- _Problem to work on_: All entries must be extracted exactly, with nothing added or dropped.

- _Records for the exercise_:

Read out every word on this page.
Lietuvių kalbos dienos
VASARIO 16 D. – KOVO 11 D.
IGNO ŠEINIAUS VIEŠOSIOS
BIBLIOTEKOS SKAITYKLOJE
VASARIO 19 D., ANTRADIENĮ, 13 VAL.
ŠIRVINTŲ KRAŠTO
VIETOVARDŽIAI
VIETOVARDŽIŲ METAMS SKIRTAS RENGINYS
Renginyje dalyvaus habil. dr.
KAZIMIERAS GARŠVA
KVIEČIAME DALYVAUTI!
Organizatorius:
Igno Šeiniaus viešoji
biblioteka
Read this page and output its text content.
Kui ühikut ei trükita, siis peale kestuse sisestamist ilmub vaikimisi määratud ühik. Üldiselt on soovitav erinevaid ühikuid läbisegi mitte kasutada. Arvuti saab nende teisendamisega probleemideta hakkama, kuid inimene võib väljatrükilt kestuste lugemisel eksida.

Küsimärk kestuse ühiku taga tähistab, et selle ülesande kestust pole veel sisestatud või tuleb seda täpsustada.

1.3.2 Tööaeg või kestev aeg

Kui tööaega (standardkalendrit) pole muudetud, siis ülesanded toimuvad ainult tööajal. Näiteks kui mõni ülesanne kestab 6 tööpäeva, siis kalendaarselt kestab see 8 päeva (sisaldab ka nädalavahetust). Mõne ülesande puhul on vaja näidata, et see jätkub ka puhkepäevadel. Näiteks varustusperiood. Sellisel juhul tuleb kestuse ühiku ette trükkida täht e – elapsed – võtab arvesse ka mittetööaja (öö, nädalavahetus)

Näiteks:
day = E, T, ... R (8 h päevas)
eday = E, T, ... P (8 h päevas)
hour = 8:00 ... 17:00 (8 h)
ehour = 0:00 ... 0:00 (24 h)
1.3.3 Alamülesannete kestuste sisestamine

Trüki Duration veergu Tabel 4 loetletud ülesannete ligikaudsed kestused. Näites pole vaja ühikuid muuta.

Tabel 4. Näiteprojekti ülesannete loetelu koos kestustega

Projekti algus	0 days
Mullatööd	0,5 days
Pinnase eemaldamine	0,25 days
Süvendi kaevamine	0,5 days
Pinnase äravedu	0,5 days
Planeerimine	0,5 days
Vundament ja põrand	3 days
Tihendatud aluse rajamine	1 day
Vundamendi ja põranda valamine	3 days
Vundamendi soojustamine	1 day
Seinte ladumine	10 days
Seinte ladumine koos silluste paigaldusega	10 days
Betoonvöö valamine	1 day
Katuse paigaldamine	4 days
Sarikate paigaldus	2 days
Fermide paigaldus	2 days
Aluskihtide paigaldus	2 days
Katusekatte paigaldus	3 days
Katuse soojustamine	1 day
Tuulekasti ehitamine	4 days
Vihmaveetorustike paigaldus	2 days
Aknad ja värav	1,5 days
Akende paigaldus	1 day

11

- _Result of this exercise_:
Read out every word on this page.
Lietuvių kalbos dienos
VASARIO 16 D. – KOVO 11 D.
IGNO ŠEINIAUS VIEŠOSIOS
BIBLIOTEKOS SKAITYKLOJE
VASARIO 19 D., ANTRADIENĮ, 13 VAL.
ŠIRVINTŲ KRAŠTO
VIETOVARDŽIAI
VIETOVARDŽIŲ METAMS SKIRTAS RENGINYS
Renginyje dalyvaus habil. dr.
KAZIMIERAS GARŠVA
KVIEČIAME DALYVAUTI!
Organizatorius:
Igno Šeiniaus viešoji
biblioteka
Read this page and output its text content.
Kui ühikut ei trükita, siis peale kestuse sisestamist ilmub vaikimisi määratud ühik. Üldiselt on soovitav erinevaid ühikuid läbisegi mitte kasutada. Arvuti saab nende teisendamisega probleemideta hakkama, kuid inimene võib väljatrükilt kestuste lugemisel eksida.

Küsimärk kestuse ühiku taga tähistab, et selle ülesande kestust pole veel sisestatud või tuleb seda täpsustada.

1.3.2 Tööaeg või kestev aeg

Kui tööaega (standardkalendrit) pole muudetud, siis ülesanded toimuvad ainult tööajal. Näiteks kui mõni ülesanne kestab 6 tööpäeva, siis kalendaarselt kestab see 8 päeva (sisaldab ka nädalavahetust). Mõne ülesande puhul on vaja näidata, et see jätkub ka puhkepäevadel. Näiteks varustusperiood. Sellisel juhul tuleb kestuse ühiku ette trükkida täht e – elapsed – võtab arvesse ka mittetööaja (öö, nädalavahetus)

Näiteks:
day = E, T, ... R (8 h päevas)
eday = E, T, ... P (8 h päevas)
hour = 8:00 ... 17:00 (8 h)
ehour = 0:00 ... 0:00 (24 h)
1.3.3 Alamülesannete kestuste sisestamine

Trüki Duration veergu Tabel 4 loetletud ülesannete ligikaudsed kestused. Näites pole vaja ühikuid muuta.

Tabel 4. Näiteprojekti ülesannete loetelu koos kestustega

Projekti algus	0 days
Mullatööd	0,5 days
Pinnase eemaldamine	0,25 days
Süvendi kaevamine	0,5 days
Pinnase äravedu	0,5 days
Planeerimine	0,5 days
Vundament ja põrand	3 days
Tihendatud aluse rajamine	1 day
Vundamendi ja põranda valamine	3 days
Vundamendi soojustamine	1 day
Seinte ladumine	10 days
Seinte ladumine koos silluste paigaldusega	10 days
Betoonvöö valamine	1 day
Katuse paigaldamine	4 days
Sarikate paigaldus	2 days
Fermide paigaldus	2 days
Aluskihtide paigaldus	2 days
Katusekatte paigaldus	3 days
Katuse soojustamine	1 day
Tuulekasti ehitamine	4 days
Vihmaveetorustike paigaldus	2 days
Aknad ja värav	1,5 days
Akende paigaldus	1 day

11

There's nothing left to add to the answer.